YOUR OBJECTIVE>
Narrow the data below down to the lines containing "sutkasiga".

Data items>
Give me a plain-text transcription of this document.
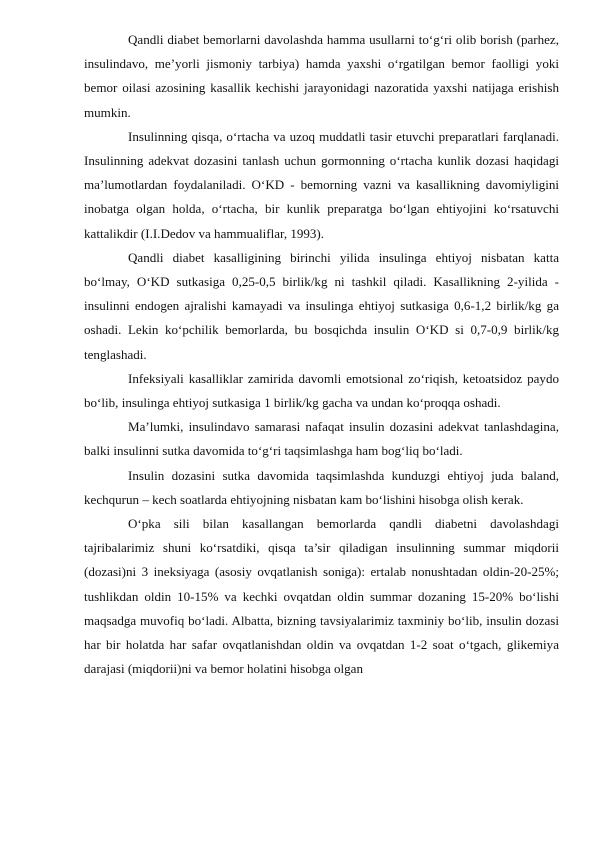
Qandli diabet bemorlarni davolashda hamma usullarni to‘g‘ri olib borish (parhez, insulindavo, me’yorli jismoniy tarbiya) hamda yaxshi o‘rgatilgan bemor faolligi yoki bemor oilasi azosining kasallik kechishi jarayonidagi nazoratida yaxshi natijaga erishish mumkin.

Insulinning qisqa, o‘rtacha va uzoq muddatli tasir etuvchi preparatlari farqlanadi. Insulinning adekvat dozasini tanlash uchun gormonning o‘rtacha kunlik dozasi haqidagi ma’lumotlardan foydalaniladi. O‘KD - bemorning vazni va kasallikning davomiyligini inobatga olgan holda, o‘rtacha, bir kunlik preparatga bo‘lgan ehtiyojini ko‘rsatuvchi kattalikdir (I.I.Dedov va hammualiflar, 1993).

Qandli diabet kasalligining birinchi yilida insulinga ehtiyoj nisbatan katta bo‘lmay, O‘KD sutkasiga 0,25-0,5 birlik/kg ni tashkil qiladi. Kasallikning 2-yilida - insulinni endogen ajralishi kamayadi va insulinga ehtiyoj sutkasiga 0,6-1,2 birlik/kg ga oshadi. Lekin ko‘pchilik bemorlarda, bu bosqichda insulin O‘KD si 0,7-0,9 birlik/kg tenglashadi.

Infeksiyali kasalliklar zamirida davomli emotsional zo‘riqish, ketoatsidoz paydo bo‘lib, insulinga ehtiyoj sutkasiga 1 birlik/kg gacha va undan ko‘proqqa oshadi.

Ma’lumki, insulindavo samarasi nafaqat insulin dozasini adekvat tanlashdagina, balki insulinni sutka davomida to‘g‘ri taqsimlashga ham bog‘liq bo‘ladi.

Insulin dozasini sutka davomida taqsimlashda kunduzgi ehtiyoj juda baland, kechqurun – kech soatlarda ehtiyojning nisbatan kam bo‘lishini hisobga olish kerak.

O‘pka sili bilan kasallangan bemorlarda qandli diabetni davolashdagi tajribalarimiz shuni ko‘rsatdiki, qisqa ta’sir qiladigan insulinning summar miqdorii (dozasi)ni 3 ineksiyaga (asosiy ovqatlanish soniga): ertalab nonushtadan oldin-20-25%; tushlikdan oldin 10-15% va kechki ovqatdan oldin summar dozaning 15-20% bo‘lishi maqsadga muvofiq bo‘ladi. Albatta, bizning tavsiyalarimiz taxminiy bo‘lib, insulin dozasi har bir holatda har safar ovqatlanishdan oldin va ovqatdan 1-2 soat o‘tgach, glikemiya darajasi (miqdorii)ni va bemor holatini hisobga olgan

RESPONSE BELOW>
Qandli diabet kasalligining birinchi yilida insulinga ehtiyoj nisbatan katta bo‘lmay, O‘KD sutkasiga 0,25-0,5 birlik/kg ni tashkil qiladi. Kasallikning 2-yilida - insulinni endogen ajralishi kamayadi va insulinga ehtiyoj sutkasiga 0,6-1,2 birlik/kg ga oshadi. Lekin ko‘pchilik bemorlarda, bu bosqichda insulin O‘KD si 0,7-0,9 birlik/kg tenglashadi.
Infeksiyali kasalliklar zamirida davomli emotsional zo‘riqish, ketoatsidoz paydo bo‘lib, insulinga ehtiyoj sutkasiga 1 birlik/kg gacha va undan ko‘proqqa oshadi.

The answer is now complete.